— WHAT IS NEEDED —
Check each line for the string "учреждений". Give only the count of lines that have it.

— PROVIDED DATA —
=====

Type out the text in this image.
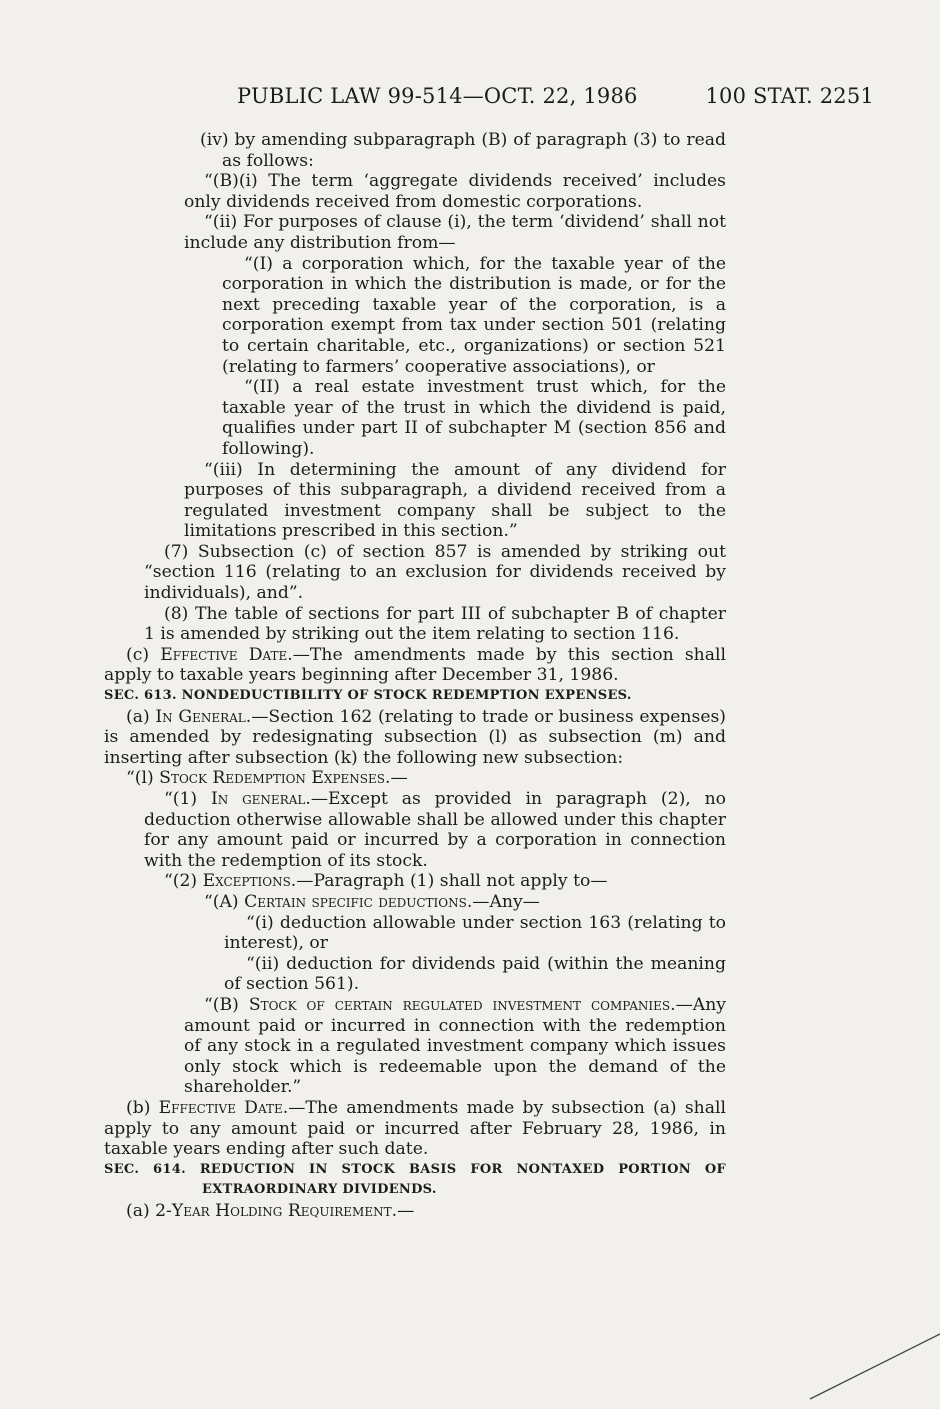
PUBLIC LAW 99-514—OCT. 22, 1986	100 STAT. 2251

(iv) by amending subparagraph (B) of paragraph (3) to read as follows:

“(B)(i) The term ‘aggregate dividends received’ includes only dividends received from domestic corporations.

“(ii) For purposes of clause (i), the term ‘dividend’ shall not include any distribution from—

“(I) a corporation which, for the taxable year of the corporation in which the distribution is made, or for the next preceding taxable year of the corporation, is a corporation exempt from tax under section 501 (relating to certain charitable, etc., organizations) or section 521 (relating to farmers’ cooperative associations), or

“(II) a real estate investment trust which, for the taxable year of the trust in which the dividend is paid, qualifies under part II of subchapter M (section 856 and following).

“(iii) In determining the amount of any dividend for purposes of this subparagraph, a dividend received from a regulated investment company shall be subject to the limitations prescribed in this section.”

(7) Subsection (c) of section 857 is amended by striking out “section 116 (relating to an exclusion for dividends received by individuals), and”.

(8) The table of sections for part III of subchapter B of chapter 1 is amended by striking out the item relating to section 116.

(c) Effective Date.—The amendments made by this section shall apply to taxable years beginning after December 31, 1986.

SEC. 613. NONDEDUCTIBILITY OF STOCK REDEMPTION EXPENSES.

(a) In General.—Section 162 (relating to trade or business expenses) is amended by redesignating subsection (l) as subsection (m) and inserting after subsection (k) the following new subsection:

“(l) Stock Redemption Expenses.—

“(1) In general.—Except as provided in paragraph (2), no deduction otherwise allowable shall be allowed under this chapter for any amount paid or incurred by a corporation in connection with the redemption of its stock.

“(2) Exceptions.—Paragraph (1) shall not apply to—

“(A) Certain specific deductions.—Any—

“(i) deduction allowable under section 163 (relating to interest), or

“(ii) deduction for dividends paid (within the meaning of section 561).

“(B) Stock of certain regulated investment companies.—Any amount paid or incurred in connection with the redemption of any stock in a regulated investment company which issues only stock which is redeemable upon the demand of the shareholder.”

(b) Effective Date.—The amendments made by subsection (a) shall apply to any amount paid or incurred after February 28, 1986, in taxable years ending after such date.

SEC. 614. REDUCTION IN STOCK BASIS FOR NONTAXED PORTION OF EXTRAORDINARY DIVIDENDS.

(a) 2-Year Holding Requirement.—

=====

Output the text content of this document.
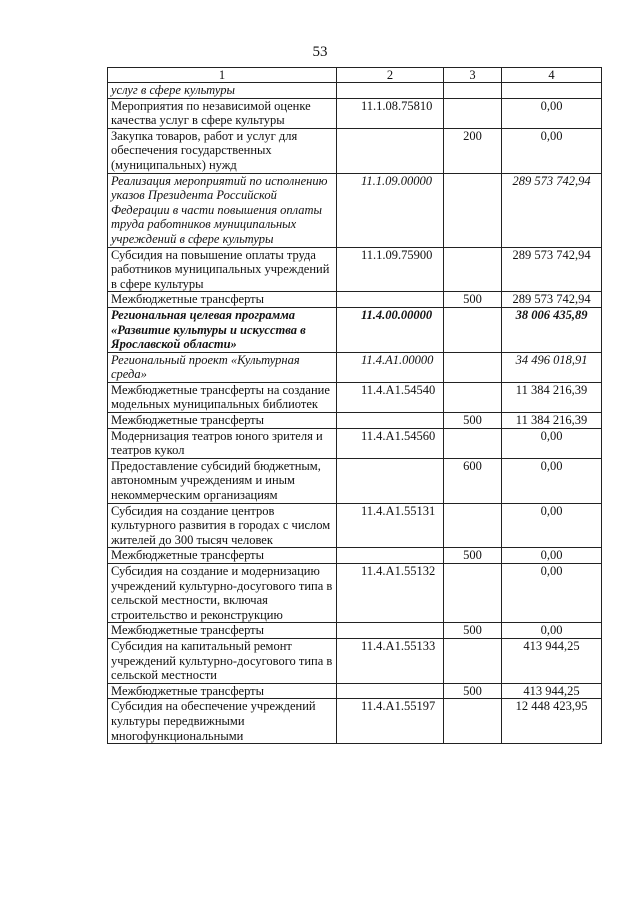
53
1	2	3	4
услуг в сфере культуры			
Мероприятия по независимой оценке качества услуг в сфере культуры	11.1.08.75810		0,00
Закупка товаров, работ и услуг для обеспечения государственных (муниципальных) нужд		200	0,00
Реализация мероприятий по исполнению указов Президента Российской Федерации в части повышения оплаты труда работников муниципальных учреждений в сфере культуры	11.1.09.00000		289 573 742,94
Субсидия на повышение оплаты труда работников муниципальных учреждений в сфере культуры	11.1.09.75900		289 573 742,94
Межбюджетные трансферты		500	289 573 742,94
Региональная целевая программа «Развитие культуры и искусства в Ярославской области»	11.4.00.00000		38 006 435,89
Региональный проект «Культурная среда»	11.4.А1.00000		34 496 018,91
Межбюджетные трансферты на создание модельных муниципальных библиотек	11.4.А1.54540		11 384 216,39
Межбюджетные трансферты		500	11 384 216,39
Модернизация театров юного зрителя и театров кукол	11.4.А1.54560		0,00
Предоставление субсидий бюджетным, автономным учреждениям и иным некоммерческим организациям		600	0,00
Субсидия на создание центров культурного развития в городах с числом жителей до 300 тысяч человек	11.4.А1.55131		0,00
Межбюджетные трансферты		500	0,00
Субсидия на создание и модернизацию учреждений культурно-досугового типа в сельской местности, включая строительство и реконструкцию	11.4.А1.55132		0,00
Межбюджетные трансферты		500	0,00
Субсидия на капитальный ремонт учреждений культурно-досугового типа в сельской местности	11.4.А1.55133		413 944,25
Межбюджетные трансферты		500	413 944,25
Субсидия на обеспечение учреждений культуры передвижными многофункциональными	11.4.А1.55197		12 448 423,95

=====

— THE SOLUTION —
5